WHAT THE EXERCISE ASKS. For the material that follows, list every line containing the word "JSON".

MATERIALS PROVIDED.

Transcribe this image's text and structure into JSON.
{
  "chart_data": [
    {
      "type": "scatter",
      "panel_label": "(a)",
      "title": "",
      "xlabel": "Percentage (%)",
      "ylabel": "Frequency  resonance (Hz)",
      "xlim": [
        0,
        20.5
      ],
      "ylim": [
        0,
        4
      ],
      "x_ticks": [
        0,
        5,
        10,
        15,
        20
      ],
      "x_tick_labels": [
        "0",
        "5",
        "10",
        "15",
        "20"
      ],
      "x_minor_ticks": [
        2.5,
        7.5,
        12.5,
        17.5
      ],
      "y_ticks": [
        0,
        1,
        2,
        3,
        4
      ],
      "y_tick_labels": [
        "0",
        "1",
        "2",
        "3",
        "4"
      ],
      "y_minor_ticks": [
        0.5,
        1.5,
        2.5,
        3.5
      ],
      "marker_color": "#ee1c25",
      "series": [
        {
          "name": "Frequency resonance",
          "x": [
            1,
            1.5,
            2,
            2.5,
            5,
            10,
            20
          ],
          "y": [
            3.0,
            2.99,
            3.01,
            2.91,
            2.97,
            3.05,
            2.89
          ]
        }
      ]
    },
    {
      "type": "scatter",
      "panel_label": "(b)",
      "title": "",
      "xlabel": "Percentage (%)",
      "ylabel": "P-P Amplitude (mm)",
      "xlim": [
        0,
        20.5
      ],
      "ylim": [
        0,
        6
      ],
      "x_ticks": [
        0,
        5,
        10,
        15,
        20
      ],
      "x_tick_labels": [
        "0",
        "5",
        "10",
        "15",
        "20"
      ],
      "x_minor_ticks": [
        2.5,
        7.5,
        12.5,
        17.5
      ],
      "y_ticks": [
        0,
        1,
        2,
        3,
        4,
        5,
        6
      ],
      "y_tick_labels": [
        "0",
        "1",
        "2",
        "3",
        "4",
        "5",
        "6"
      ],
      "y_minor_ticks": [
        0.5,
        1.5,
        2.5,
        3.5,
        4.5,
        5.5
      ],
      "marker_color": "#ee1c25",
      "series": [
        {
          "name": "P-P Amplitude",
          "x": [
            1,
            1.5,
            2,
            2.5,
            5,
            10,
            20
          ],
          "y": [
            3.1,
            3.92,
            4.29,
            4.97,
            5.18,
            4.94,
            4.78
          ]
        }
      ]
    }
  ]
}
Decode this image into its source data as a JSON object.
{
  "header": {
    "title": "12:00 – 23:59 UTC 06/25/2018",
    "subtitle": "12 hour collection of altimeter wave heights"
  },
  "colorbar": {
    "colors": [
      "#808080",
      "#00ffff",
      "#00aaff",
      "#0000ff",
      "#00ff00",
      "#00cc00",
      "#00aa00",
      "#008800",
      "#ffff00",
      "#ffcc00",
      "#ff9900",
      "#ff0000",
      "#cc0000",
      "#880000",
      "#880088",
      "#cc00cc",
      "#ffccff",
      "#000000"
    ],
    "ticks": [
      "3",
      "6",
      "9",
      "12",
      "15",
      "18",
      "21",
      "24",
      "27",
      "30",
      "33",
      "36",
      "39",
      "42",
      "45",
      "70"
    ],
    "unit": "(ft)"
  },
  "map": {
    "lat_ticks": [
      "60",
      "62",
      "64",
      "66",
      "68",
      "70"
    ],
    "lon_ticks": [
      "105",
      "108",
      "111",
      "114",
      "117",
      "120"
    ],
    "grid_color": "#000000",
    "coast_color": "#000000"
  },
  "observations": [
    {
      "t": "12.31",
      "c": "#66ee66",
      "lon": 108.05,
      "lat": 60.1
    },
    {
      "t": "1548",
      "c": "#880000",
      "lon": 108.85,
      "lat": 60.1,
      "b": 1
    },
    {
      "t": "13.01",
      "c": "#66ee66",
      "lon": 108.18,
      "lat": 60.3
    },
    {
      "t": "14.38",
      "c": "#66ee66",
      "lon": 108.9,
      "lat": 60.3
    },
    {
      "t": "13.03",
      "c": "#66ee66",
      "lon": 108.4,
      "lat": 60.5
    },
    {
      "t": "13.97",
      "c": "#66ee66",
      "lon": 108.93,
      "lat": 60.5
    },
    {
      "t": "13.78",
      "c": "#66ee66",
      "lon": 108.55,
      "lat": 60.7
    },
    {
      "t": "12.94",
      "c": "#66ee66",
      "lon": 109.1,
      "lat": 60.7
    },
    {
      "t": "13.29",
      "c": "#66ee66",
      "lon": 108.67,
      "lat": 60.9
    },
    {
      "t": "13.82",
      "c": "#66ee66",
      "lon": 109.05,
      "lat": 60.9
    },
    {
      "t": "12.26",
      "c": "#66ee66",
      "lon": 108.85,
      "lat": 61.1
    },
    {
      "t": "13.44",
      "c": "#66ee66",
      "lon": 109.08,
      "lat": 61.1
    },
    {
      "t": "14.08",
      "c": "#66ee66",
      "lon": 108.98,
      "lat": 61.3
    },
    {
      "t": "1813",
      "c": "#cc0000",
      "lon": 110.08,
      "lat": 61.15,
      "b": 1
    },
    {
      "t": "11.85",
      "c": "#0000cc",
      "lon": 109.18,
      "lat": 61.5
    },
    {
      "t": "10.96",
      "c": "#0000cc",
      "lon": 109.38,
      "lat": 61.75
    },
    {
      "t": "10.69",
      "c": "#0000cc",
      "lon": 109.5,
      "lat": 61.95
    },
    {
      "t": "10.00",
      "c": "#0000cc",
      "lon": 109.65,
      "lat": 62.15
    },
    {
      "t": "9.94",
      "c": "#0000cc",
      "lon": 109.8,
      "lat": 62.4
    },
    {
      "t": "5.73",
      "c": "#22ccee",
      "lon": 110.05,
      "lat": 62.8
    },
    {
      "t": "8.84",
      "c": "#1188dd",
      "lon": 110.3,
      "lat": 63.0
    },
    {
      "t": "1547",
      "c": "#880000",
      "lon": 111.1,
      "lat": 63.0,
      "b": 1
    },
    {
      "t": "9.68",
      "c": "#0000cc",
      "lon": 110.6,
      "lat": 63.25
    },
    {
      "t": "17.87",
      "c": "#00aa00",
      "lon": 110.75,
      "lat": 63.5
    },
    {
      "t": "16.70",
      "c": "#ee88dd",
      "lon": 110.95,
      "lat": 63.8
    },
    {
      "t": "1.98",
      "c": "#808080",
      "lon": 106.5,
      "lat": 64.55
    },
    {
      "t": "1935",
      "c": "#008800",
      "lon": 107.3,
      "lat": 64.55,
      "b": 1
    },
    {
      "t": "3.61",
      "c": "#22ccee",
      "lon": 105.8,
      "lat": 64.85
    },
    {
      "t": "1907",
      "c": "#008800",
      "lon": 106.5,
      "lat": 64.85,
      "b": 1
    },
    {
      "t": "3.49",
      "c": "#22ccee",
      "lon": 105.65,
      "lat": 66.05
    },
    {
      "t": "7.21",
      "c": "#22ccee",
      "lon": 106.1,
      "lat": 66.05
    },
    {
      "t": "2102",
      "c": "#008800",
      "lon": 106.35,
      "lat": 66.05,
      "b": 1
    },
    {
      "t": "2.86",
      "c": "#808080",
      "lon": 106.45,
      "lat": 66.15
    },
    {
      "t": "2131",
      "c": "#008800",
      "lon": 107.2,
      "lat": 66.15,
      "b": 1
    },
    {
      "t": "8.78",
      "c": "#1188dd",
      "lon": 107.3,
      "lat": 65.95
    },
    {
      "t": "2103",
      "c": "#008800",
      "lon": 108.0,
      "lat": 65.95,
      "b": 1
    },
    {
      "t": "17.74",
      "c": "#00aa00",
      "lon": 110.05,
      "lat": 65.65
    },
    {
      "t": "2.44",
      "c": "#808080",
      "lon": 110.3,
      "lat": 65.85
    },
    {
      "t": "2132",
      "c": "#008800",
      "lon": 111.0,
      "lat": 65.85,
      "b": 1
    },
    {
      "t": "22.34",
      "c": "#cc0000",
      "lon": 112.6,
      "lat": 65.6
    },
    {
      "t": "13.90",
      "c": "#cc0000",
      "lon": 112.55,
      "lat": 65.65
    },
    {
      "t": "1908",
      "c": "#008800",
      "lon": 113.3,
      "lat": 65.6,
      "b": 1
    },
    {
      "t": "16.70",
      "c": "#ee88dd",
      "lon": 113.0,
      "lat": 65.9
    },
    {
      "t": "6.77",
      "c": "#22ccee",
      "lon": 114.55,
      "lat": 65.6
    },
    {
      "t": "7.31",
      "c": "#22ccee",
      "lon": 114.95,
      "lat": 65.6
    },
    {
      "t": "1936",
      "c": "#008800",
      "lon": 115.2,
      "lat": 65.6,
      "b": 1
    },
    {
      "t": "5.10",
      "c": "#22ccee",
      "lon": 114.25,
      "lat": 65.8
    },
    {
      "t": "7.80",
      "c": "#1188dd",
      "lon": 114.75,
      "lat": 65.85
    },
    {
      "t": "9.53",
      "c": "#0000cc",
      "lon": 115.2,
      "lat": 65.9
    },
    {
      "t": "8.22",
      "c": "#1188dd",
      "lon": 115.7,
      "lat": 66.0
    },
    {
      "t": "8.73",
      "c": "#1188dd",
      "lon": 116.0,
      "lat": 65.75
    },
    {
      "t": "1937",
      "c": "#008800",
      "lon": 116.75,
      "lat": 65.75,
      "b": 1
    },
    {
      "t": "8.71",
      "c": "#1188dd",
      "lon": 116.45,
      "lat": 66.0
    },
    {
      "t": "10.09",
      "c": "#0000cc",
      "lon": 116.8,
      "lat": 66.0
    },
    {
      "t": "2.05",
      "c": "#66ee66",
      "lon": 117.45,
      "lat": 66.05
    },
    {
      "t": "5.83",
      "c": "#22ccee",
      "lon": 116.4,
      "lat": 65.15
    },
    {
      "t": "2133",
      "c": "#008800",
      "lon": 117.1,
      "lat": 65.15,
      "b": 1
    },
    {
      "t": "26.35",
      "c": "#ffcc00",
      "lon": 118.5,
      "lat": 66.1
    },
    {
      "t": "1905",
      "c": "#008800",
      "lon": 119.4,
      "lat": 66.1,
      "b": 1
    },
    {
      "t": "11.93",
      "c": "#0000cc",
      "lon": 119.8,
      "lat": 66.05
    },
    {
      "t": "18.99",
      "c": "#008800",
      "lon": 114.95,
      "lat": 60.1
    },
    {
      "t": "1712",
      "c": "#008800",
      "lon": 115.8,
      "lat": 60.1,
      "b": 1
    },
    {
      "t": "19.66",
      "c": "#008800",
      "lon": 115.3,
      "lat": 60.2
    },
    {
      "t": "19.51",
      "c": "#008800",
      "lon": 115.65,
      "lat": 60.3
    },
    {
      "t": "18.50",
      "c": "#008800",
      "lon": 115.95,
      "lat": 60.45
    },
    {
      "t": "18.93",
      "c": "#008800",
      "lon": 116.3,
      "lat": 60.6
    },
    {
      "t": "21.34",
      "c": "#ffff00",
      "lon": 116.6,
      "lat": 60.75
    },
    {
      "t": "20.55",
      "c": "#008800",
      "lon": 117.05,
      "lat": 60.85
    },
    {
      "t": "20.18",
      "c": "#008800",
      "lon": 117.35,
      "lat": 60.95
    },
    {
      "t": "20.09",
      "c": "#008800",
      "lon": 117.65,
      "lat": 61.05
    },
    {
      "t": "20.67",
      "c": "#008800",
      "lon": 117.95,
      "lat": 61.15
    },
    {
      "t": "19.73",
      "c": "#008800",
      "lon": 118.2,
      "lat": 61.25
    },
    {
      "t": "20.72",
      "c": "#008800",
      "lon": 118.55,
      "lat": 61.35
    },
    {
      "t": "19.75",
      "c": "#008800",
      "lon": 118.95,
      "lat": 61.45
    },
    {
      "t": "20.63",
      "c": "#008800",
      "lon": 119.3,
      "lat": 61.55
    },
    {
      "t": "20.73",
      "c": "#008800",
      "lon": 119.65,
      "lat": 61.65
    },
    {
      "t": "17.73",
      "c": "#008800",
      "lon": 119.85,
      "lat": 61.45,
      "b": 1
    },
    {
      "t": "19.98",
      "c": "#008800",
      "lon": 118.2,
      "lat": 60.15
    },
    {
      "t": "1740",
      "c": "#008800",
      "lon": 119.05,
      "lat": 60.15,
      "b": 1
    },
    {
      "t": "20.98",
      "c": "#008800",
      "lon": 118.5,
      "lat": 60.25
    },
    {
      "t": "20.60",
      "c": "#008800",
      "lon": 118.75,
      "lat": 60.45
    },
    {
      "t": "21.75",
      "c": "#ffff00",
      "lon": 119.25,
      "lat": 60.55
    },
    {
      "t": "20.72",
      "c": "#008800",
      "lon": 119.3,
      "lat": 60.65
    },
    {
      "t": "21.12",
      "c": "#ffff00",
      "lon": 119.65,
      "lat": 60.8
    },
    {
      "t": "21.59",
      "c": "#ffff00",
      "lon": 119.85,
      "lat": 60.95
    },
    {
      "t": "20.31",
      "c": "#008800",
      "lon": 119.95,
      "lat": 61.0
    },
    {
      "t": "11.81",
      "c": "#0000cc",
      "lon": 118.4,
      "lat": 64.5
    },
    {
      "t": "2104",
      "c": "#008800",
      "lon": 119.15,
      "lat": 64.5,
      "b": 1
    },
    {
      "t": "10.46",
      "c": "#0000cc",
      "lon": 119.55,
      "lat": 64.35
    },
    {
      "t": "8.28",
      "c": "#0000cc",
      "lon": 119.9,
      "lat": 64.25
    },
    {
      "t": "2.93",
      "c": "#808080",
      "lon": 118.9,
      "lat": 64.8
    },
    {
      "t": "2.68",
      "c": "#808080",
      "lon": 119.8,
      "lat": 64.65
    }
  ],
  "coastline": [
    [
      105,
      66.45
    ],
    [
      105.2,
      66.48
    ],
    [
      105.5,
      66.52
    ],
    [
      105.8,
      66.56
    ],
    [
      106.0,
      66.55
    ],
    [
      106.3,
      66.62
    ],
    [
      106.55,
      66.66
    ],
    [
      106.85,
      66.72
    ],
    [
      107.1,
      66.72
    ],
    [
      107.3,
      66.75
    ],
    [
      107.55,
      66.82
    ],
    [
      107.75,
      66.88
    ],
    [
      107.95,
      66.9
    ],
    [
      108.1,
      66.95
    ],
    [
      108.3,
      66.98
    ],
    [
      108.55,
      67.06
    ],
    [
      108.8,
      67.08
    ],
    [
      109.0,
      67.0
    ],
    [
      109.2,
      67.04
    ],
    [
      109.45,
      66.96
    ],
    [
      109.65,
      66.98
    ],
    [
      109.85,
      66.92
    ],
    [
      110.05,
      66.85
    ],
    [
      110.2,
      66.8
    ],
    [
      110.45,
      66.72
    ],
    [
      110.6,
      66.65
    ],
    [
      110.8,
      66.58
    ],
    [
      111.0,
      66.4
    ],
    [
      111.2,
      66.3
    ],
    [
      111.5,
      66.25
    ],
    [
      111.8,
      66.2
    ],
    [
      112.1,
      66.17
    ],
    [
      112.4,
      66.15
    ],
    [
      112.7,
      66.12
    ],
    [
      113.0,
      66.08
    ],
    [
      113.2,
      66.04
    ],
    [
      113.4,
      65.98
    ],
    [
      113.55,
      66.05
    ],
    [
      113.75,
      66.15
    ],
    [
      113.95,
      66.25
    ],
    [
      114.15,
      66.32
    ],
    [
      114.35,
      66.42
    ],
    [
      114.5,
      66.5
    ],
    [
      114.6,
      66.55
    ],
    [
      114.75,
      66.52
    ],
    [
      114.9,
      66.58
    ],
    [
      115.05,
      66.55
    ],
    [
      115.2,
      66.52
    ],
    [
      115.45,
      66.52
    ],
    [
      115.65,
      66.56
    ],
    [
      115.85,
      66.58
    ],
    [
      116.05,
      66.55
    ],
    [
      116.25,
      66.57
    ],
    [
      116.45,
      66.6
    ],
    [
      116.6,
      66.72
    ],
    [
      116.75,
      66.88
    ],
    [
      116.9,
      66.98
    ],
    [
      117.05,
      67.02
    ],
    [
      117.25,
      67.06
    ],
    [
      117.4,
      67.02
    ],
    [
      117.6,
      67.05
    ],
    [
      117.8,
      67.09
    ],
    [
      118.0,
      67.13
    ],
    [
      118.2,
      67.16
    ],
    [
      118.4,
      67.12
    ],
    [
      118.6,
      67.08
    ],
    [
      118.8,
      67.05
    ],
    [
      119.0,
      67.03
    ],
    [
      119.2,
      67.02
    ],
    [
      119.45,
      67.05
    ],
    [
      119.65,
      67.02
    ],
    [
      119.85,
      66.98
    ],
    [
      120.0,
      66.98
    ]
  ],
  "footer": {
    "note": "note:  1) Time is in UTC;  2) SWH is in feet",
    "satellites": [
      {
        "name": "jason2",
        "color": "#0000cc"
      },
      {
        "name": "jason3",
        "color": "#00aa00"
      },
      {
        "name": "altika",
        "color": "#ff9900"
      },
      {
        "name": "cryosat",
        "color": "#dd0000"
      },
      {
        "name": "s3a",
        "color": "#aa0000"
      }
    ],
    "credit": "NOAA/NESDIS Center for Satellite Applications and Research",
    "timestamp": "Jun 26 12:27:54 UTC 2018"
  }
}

COMPLETED TASK.
Transcribe this image's text and structure into JSON.
Decode this image into its source data as a JSON object.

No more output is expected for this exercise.